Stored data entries
Begin

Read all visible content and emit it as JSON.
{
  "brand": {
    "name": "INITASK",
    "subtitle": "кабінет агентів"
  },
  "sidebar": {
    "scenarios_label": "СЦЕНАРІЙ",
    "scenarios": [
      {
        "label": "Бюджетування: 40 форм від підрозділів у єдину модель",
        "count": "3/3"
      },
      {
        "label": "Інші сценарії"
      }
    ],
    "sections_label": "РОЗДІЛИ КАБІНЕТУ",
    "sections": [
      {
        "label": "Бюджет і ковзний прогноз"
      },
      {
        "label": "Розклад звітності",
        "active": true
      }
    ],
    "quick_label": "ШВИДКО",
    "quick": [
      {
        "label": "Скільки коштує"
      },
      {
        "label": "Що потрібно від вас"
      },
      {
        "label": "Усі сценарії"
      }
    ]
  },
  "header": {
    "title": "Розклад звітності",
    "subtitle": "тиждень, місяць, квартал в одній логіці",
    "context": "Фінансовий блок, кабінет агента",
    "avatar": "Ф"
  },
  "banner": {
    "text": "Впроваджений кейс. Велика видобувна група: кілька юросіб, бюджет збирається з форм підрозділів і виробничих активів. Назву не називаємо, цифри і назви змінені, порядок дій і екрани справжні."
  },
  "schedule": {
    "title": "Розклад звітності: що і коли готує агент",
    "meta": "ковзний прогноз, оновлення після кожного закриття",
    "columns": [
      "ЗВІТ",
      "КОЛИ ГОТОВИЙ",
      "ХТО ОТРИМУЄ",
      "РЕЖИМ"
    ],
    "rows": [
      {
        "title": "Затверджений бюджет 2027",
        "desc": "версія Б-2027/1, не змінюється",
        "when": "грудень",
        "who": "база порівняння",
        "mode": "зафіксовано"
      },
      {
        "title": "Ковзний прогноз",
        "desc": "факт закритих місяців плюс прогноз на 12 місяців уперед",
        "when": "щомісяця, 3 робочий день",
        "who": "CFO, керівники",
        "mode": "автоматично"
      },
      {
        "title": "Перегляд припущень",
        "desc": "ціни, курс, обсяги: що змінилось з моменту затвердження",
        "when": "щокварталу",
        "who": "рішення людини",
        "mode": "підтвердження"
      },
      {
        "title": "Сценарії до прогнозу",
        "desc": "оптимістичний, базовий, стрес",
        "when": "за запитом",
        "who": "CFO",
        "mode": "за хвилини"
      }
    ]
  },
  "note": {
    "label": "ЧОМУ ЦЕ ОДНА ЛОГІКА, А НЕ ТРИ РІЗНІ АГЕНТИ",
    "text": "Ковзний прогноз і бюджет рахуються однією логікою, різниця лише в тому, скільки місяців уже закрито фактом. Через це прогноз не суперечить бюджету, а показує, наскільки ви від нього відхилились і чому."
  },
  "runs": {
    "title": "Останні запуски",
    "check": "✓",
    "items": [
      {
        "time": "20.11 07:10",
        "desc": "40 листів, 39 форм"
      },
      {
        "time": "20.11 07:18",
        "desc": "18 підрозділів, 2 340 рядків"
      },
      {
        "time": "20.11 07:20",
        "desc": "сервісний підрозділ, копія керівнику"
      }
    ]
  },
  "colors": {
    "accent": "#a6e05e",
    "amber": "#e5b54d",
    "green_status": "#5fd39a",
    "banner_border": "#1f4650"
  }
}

End

### Task description
Extract the complete listing above, reproducing each line exactly.

### Finished task
Read all visible content and emit it as JSON.
{
  "brand": {
    "name": "INITASK",
    "subtitle": "кабінет агентів"
  },
  "sidebar": {
    "scenarios_label": "СЦЕНАРІЙ",
    "scenarios": [
      {
        "label": "Бюджетування: 40 форм від підрозділів у єдину модель",
        "count": "3/3"
      },
      {
        "label": "Інші сценарії"
      }
    ],
    "sections_label": "РОЗДІЛИ КАБІНЕТУ",
    "sections": [
      {
        "label": "Бюджет і ковзний прогноз"
      },
      {
        "label": "Розклад звітності",
        "active": true
      }
    ],
    "quick_label": "ШВИДКО",
    "quick": [
      {
        "label": "Скільки коштує"
      },
      {
        "label": "Що потрібно від вас"
      },
      {
        "label": "Усі сценарії"
      }
    ]
  },
  "header": {
    "title": "Розклад звітності",
    "subtitle": "тиждень, місяць, квартал в одній логіці",
    "context": "Фінансовий блок, кабінет агента",
    "avatar": "Ф"
  },
  "banner": {
    "text": "Впроваджений кейс. Велика видобувна група: кілька юросіб, бюджет збирається з форм підрозділів і виробничих активів. Назву не називаємо, цифри і назви змінені, порядок дій і екрани справжні."
  },
  "schedule": {
    "title": "Розклад звітності: що і коли готує агент",
    "meta": "ковзний прогноз, оновлення після кожного закриття",
    "columns": [
      "ЗВІТ",
      "КОЛИ ГОТОВИЙ",
      "ХТО ОТРИМУЄ",
      "РЕЖИМ"
    ],
    "rows": [
      {
        "title": "Затверджений бюджет 2027",
        "desc": "версія Б-2027/1, не змінюється",
        "when": "грудень",
        "who": "база порівняння",
        "mode": "зафіксовано"
      },
      {
        "title": "Ковзний прогноз",
        "desc": "факт закритих місяців плюс прогноз на 12 місяців уперед",
        "when": "щомісяця, 3 робочий день",
        "who": "CFO, керівники",
        "mode": "автоматично"
      },
      {
        "title": "Перегляд припущень",
        "desc": "ціни, курс, обсяги: що змінилось з моменту затвердження",
        "when": "щокварталу",
        "who": "рішення людини",
        "mode": "підтвердження"
      },
      {
        "title": "Сценарії до прогнозу",
        "desc": "оптимістичний, базовий, стрес",
        "when": "за запитом",
        "who": "CFO",
        "mode": "за хвилини"
      }
    ]
  },
  "note": {
    "label": "ЧОМУ ЦЕ ОДНА ЛОГІКА, А НЕ ТРИ РІЗНІ АГЕНТИ",
    "text": "Ковзний прогноз і бюджет рахуються однією логікою, різниця лише в тому, скільки місяців уже закрито фактом. Через це прогноз не суперечить бюджету, а показує, наскільки ви від нього відхилились і чому."
  },
  "runs": {
    "title": "Останні запуски",
    "check": "✓",
    "items": [
      {
        "time": "20.11 07:10",
        "desc": "40 листів, 39 форм"
      },
      {
        "time": "20.11 07:18",
        "desc": "18 підрозділів, 2 340 рядків"
      },
      {
        "time": "20.11 07:20",
        "desc": "сервісний підрозділ, копія керівнику"
      }
    ]
  },
  "colors": {
    "accent": "#a6e05e",
    "amber": "#e5b54d",
    "green_status": "#5fd39a",
    "banner_border": "#1f4650"
  }
}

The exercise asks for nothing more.